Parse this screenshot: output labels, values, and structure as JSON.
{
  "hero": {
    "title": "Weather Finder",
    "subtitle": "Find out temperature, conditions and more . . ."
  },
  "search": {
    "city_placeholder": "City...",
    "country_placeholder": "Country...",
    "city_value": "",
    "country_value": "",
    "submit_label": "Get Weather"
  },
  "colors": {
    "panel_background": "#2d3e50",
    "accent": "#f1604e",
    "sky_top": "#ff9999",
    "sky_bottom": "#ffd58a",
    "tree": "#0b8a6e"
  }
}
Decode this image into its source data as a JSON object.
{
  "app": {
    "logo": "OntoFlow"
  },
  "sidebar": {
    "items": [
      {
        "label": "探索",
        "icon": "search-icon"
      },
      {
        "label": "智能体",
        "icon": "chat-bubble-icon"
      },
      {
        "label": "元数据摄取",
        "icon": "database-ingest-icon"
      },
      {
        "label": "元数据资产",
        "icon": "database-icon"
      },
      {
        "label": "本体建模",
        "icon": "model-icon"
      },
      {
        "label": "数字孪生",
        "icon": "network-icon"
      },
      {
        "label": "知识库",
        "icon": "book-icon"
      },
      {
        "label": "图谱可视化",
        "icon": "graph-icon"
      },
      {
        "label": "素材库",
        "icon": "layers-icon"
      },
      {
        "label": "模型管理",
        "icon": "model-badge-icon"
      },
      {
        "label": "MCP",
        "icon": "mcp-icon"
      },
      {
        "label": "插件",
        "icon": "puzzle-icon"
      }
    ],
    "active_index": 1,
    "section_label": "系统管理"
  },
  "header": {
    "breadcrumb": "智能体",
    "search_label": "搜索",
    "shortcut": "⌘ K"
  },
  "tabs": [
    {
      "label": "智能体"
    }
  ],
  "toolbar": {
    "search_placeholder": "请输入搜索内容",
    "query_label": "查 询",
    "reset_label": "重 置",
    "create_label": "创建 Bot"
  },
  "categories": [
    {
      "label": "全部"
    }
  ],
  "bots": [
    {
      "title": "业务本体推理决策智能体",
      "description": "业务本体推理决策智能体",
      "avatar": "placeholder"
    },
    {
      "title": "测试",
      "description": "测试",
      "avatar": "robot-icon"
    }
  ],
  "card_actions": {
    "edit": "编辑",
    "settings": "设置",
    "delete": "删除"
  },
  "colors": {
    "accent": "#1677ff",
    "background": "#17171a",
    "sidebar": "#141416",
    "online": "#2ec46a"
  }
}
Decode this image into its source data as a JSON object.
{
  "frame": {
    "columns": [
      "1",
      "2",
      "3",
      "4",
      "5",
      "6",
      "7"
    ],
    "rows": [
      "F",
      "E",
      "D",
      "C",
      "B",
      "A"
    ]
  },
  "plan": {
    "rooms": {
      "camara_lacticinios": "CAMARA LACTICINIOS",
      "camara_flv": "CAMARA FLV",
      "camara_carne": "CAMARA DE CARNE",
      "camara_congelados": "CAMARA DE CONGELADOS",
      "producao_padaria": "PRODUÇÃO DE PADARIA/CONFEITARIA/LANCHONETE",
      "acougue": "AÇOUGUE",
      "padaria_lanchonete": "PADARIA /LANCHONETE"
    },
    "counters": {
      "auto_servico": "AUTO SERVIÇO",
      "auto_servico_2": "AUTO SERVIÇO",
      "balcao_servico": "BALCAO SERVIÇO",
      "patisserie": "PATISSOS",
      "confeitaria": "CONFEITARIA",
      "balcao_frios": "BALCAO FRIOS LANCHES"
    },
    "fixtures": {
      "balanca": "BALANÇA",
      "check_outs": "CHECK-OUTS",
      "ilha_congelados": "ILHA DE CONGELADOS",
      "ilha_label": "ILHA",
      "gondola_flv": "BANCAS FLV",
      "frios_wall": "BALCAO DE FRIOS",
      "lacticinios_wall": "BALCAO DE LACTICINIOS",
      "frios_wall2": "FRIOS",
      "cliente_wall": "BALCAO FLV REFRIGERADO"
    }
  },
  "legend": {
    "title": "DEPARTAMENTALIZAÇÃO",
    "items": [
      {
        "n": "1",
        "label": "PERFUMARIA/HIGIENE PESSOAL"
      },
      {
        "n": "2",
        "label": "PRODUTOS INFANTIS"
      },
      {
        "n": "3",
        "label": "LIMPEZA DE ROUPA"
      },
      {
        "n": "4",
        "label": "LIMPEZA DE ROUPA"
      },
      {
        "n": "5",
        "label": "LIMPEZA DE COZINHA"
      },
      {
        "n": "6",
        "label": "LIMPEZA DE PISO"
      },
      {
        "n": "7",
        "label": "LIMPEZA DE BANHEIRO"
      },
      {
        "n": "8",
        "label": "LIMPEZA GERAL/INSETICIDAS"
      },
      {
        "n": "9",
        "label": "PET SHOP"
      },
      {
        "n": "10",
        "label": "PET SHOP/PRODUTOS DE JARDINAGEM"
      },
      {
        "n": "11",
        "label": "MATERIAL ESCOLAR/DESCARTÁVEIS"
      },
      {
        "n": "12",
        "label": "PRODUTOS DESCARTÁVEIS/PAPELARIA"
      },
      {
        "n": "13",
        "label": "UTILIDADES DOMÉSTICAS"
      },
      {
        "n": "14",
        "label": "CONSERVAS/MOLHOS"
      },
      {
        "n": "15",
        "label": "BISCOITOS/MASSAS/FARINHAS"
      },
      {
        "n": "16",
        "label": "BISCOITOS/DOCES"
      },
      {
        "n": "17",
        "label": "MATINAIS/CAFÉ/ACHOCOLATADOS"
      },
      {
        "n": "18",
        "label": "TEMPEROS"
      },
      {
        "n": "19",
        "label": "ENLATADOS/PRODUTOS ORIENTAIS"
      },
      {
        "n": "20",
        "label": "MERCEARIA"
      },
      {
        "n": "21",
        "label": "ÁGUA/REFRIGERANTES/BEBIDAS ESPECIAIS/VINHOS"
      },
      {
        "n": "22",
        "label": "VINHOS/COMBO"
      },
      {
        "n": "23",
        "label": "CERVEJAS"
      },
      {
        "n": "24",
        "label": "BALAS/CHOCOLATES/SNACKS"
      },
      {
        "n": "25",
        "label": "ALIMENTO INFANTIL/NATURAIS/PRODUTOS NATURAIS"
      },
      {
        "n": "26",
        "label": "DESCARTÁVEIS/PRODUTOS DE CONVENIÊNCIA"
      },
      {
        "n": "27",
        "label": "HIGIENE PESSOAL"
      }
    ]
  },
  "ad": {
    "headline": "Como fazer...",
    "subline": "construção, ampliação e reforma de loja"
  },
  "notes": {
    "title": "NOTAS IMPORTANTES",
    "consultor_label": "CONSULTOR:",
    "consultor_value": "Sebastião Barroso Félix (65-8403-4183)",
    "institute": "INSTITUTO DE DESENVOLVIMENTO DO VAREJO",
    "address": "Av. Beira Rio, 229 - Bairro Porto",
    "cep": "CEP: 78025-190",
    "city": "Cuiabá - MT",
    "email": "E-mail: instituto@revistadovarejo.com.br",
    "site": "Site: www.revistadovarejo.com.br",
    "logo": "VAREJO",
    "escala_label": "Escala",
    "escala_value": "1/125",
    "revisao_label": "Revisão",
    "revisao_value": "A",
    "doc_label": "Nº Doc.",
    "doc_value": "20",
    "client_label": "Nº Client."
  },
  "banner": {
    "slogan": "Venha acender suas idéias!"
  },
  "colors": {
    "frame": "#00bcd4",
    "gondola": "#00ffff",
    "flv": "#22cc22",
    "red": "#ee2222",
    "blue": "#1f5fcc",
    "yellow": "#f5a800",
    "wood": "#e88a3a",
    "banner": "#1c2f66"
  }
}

· · · · · · ·

**THE REQUEST**
Repeat the material in full, exactly as it stands.

**SOLVED EXERCISE**
Parse this screenshot: output labels, values, and structure as JSON.
{
  "hero": {
    "title": "Weather Finder",
    "subtitle": "Find out temperature, conditions and more . . ."
  },
  "search": {
    "city_placeholder": "City...",
    "country_placeholder": "Country...",
    "city_value": "",
    "country_value": "",
    "submit_label": "Get Weather"
  },
  "colors": {
    "panel_background": "#2d3e50",
    "accent": "#f1604e",
    "sky_top": "#ff9999",
    "sky_bottom": "#ffd58a",
    "tree": "#0b8a6e"
  }
}
Decode this image into its source data as a JSON object.
{
  "app": {
    "logo": "OntoFlow"
  },
  "sidebar": {
    "items": [
      {
        "label": "探索",
        "icon": "search-icon"
      },
      {
        "label": "智能体",
        "icon": "chat-bubble-icon"
      },
      {
        "label": "元数据摄取",
        "icon": "database-ingest-icon"
      },
      {
        "label": "元数据资产",
        "icon": "database-icon"
      },
      {
        "label": "本体建模",
        "icon": "model-icon"
      },
      {
        "label": "数字孪生",
        "icon": "network-icon"
      },
      {
        "label": "知识库",
        "icon": "book-icon"
      },
      {
        "label": "图谱可视化",
        "icon": "graph-icon"
      },
      {
        "label": "素材库",
        "icon": "layers-icon"
      },
      {
        "label": "模型管理",
        "icon": "model-badge-icon"
      },
      {
        "label": "MCP",
        "icon": "mcp-icon"
      },
      {
        "label": "插件",
        "icon": "puzzle-icon"
      }
    ],
    "active_index": 1,
    "section_label": "系统管理"
  },
  "header": {
    "breadcrumb": "智能体",
    "search_label": "搜索",
    "shortcut": "⌘ K"
  },
  "tabs": [
    {
      "label": "智能体"
    }
  ],
  "toolbar": {
    "search_placeholder": "请输入搜索内容",
    "query_label": "查 询",
    "reset_label": "重 置",
    "create_label": "创建 Bot"
  },
  "categories": [
    {
      "label": "全部"
    }
  ],
  "bots": [
    {
      "title": "业务本体推理决策智能体",
      "description": "业务本体推理决策智能体",
      "avatar": "placeholder"
    },
    {
      "title": "测试",
      "description": "测试",
      "avatar": "robot-icon"
    }
  ],
  "card_actions": {
    "edit": "编辑",
    "settings": "设置",
    "delete": "删除"
  },
  "colors": {
    "accent": "#1677ff",
    "background": "#17171a",
    "sidebar": "#141416",
    "online": "#2ec46a"
  }
}
Decode this image into its source data as a JSON object.
{
  "frame": {
    "columns": [
      "1",
      "2",
      "3",
      "4",
      "5",
      "6",
      "7"
    ],
    "rows": [
      "F",
      "E",
      "D",
      "C",
      "B",
      "A"
    ]
  },
  "plan": {
    "rooms": {
      "camara_lacticinios": "CAMARA LACTICINIOS",
      "camara_flv": "CAMARA FLV",
      "camara_carne": "CAMARA DE CARNE",
      "camara_congelados": "CAMARA DE CONGELADOS",
      "producao_padaria": "PRODUÇÃO DE PADARIA/CONFEITARIA/LANCHONETE",
      "acougue": "AÇOUGUE",
      "padaria_lanchonete": "PADARIA /LANCHONETE"
    },
    "counters": {
      "auto_servico": "AUTO SERVIÇO",
      "auto_servico_2": "AUTO SERVIÇO",
      "balcao_servico": "BALCAO SERVIÇO",
      "patisserie": "PATISSOS",
      "confeitaria": "CONFEITARIA",
      "balcao_frios": "BALCAO FRIOS LANCHES"
    },
    "fixtures": {
      "balanca": "BALANÇA",
      "check_outs": "CHECK-OUTS",
      "ilha_congelados": "ILHA DE CONGELADOS",
      "ilha_label": "ILHA",
      "gondola_flv": "BANCAS FLV",
      "frios_wall": "BALCAO DE FRIOS",
      "lacticinios_wall": "BALCAO DE LACTICINIOS",
      "frios_wall2": "FRIOS",
      "cliente_wall": "BALCAO FLV REFRIGERADO"
    }
  },
  "legend": {
    "title": "DEPARTAMENTALIZAÇÃO",
    "items": [
      {
        "n": "1",
        "label": "PERFUMARIA/HIGIENE PESSOAL"
      },
      {
        "n": "2",
        "label": "PRODUTOS INFANTIS"
      },
      {
        "n": "3",
        "label": "LIMPEZA DE ROUPA"
      },
      {
        "n": "4",
        "label": "LIMPEZA DE ROUPA"
      },
      {
        "n": "5",
        "label": "LIMPEZA DE COZINHA"
      },
      {
        "n": "6",
        "label": "LIMPEZA DE PISO"
      },
      {
        "n": "7",
        "label": "LIMPEZA DE BANHEIRO"
      },
      {
        "n": "8",
        "label": "LIMPEZA GERAL/INSETICIDAS"
      },
      {
        "n": "9",
        "label": "PET SHOP"
      },
      {
        "n": "10",
        "label": "PET SHOP/PRODUTOS DE JARDINAGEM"
      },
      {
        "n": "11",
        "label": "MATERIAL ESCOLAR/DESCARTÁVEIS"
      },
      {
        "n": "12",
        "label": "PRODUTOS DESCARTÁVEIS/PAPELARIA"
      },
      {
        "n": "13",
        "label": "UTILIDADES DOMÉSTICAS"
      },
      {
        "n": "14",
        "label": "CONSERVAS/MOLHOS"
      },
      {
        "n": "15",
        "label": "BISCOITOS/MASSAS/FARINHAS"
      },
      {
        "n": "16",
        "label": "BISCOITOS/DOCES"
      },
      {
        "n": "17",
        "label": "MATINAIS/CAFÉ/ACHOCOLATADOS"
      },
      {
        "n": "18",
        "label": "TEMPEROS"
      },
      {
        "n": "19",
        "label": "ENLATADOS/PRODUTOS ORIENTAIS"
      },
      {
        "n": "20",
        "label": "MERCEARIA"
      },
      {
        "n": "21",
        "label": "ÁGUA/REFRIGERANTES/BEBIDAS ESPECIAIS/VINHOS"
      },
      {
        "n": "22",
        "label": "VINHOS/COMBO"
      },
      {
        "n": "23",
        "label": "CERVEJAS"
      },
      {
        "n": "24",
        "label": "BALAS/CHOCOLATES/SNACKS"
      },
      {
        "n": "25",
        "label": "ALIMENTO INFANTIL/NATURAIS/PRODUTOS NATURAIS"
      },
      {
        "n": "26",
        "label": "DESCARTÁVEIS/PRODUTOS DE CONVENIÊNCIA"
      },
      {
        "n": "27",
        "label": "HIGIENE PESSOAL"
      }
    ]
  },
  "ad": {
    "headline": "Como fazer...",
    "subline": "construção, ampliação e reforma de loja"
  },
  "notes": {
    "title": "NOTAS IMPORTANTES",
    "consultor_label": "CONSULTOR:",
    "consultor_value": "Sebastião Barroso Félix (65-8403-4183)",
    "institute": "INSTITUTO DE DESENVOLVIMENTO DO VAREJO",
    "address": "Av. Beira Rio, 229 - Bairro Porto",
    "cep": "CEP: 78025-190",
    "city": "Cuiabá - MT",
    "email": "E-mail: instituto@revistadovarejo.com.br",
    "site": "Site: www.revistadovarejo.com.br",
    "logo": "VAREJO",
    "escala_label": "Escala",
    "escala_value": "1/125",
    "revisao_label": "Revisão",
    "revisao_value": "A",
    "doc_label": "Nº Doc.",
    "doc_value": "20",
    "client_label": "Nº Client."
  },
  "banner": {
    "slogan": "Venha acender suas idéias!"
  },
  "colors": {
    "frame": "#00bcd4",
    "gondola": "#00ffff",
    "flv": "#22cc22",
    "red": "#ee2222",
    "blue": "#1f5fcc",
    "yellow": "#f5a800",
    "wood": "#e88a3a",
    "banner": "#1c2f66"
  }
}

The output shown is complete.